▸ Aim
Extract all lines from the data beneath that include the word "mention".

━━━━━━━━━━

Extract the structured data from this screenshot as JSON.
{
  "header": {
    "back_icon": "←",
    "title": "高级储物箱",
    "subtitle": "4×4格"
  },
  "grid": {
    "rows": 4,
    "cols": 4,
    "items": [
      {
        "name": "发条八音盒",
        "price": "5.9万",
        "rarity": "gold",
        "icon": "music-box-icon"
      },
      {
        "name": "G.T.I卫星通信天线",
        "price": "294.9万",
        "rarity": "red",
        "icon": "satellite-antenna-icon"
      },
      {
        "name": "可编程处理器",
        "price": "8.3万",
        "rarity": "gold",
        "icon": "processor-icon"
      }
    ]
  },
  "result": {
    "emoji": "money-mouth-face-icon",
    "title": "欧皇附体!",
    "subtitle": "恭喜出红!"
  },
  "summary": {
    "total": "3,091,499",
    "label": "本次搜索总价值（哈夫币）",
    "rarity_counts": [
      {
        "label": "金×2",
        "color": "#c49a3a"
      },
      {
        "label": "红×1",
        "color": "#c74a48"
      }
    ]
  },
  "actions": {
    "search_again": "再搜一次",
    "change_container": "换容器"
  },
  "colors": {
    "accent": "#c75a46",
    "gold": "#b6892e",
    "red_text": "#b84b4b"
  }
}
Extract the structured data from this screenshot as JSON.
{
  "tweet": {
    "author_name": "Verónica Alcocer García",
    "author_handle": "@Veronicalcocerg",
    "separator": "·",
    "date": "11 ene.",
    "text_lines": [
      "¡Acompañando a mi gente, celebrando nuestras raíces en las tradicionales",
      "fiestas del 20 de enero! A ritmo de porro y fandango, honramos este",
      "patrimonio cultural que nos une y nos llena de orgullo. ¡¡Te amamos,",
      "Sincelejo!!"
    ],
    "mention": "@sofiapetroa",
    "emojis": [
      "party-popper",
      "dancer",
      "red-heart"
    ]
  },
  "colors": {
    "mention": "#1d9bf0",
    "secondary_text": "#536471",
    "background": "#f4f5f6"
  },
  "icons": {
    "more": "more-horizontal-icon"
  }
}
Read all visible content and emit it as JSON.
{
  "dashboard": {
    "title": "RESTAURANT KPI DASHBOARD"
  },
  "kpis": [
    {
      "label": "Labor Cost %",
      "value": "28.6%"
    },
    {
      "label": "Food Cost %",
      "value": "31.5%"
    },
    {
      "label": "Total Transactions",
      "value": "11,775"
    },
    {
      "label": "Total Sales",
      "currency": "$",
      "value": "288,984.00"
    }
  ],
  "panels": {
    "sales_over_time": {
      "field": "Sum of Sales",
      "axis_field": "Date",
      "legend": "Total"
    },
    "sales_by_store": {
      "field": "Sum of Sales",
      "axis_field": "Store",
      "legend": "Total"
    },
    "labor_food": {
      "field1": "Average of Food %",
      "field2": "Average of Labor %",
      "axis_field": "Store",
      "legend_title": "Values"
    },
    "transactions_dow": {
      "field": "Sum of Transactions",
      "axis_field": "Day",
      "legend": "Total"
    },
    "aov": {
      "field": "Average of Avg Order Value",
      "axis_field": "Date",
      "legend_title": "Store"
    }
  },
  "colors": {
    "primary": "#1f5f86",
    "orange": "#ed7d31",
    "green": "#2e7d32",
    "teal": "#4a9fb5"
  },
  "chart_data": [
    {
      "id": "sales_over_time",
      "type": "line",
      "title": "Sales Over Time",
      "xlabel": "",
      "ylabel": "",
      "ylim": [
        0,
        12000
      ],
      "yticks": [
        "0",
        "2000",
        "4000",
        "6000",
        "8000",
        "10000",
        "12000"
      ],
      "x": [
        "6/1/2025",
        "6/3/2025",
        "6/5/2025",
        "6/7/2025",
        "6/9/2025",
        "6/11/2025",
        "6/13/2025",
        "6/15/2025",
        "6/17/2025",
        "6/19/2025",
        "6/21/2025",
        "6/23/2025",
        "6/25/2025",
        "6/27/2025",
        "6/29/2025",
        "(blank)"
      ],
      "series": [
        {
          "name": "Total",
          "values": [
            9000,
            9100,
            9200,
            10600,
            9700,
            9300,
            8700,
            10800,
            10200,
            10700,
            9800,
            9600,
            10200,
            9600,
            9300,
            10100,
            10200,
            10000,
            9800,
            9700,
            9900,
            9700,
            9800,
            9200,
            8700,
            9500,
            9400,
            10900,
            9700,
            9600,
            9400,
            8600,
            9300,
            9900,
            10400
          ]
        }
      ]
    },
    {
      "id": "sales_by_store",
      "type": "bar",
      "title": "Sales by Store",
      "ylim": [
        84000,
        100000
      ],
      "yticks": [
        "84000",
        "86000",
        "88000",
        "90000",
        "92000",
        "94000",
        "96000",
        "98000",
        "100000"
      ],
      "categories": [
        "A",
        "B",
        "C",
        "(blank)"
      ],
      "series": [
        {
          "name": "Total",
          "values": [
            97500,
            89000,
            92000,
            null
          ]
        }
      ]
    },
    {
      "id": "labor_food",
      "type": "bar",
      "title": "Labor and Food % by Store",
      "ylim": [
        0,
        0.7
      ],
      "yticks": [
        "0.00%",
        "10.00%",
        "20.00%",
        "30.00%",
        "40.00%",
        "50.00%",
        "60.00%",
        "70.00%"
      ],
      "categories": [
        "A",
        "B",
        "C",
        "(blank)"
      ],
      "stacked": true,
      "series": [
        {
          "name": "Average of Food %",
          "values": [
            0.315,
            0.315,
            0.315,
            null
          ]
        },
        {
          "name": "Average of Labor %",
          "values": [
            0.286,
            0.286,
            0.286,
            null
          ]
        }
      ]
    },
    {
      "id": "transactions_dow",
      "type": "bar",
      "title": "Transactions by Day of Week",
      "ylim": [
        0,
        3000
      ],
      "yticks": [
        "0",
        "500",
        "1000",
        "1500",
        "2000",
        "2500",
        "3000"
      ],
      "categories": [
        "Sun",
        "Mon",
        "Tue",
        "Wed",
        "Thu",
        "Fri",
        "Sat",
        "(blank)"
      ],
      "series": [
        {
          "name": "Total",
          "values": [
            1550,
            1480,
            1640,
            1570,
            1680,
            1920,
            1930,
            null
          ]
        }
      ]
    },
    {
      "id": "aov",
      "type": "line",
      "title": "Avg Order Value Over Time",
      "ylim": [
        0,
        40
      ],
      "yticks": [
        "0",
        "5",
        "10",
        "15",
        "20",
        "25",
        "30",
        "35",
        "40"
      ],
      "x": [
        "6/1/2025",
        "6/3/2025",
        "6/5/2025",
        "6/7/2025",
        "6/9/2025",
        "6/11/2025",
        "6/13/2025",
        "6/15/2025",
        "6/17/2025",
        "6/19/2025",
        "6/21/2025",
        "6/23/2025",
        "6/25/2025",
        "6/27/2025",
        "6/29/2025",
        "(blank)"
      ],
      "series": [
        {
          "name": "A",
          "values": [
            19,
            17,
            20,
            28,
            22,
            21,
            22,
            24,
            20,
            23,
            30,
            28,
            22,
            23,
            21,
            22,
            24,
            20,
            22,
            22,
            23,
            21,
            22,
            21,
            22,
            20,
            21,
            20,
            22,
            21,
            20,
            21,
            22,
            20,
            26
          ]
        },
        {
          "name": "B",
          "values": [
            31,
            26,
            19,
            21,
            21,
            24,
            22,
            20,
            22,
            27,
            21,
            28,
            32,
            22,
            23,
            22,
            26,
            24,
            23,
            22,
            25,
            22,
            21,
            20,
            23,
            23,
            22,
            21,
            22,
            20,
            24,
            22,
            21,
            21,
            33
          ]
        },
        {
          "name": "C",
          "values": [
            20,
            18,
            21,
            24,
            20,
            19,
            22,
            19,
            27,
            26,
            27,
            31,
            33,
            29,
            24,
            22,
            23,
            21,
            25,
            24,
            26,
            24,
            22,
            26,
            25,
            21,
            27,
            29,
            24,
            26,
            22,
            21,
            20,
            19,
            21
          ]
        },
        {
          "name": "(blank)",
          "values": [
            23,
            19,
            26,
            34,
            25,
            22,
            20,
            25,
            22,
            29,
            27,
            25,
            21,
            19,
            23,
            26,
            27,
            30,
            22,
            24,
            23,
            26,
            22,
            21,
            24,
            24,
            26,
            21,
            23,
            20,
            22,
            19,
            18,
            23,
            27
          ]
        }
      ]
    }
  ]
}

━━━━━━━━━━

▸ Solution
    "mention": "@sofiapetroa",
    "mention": "#1d9bf0",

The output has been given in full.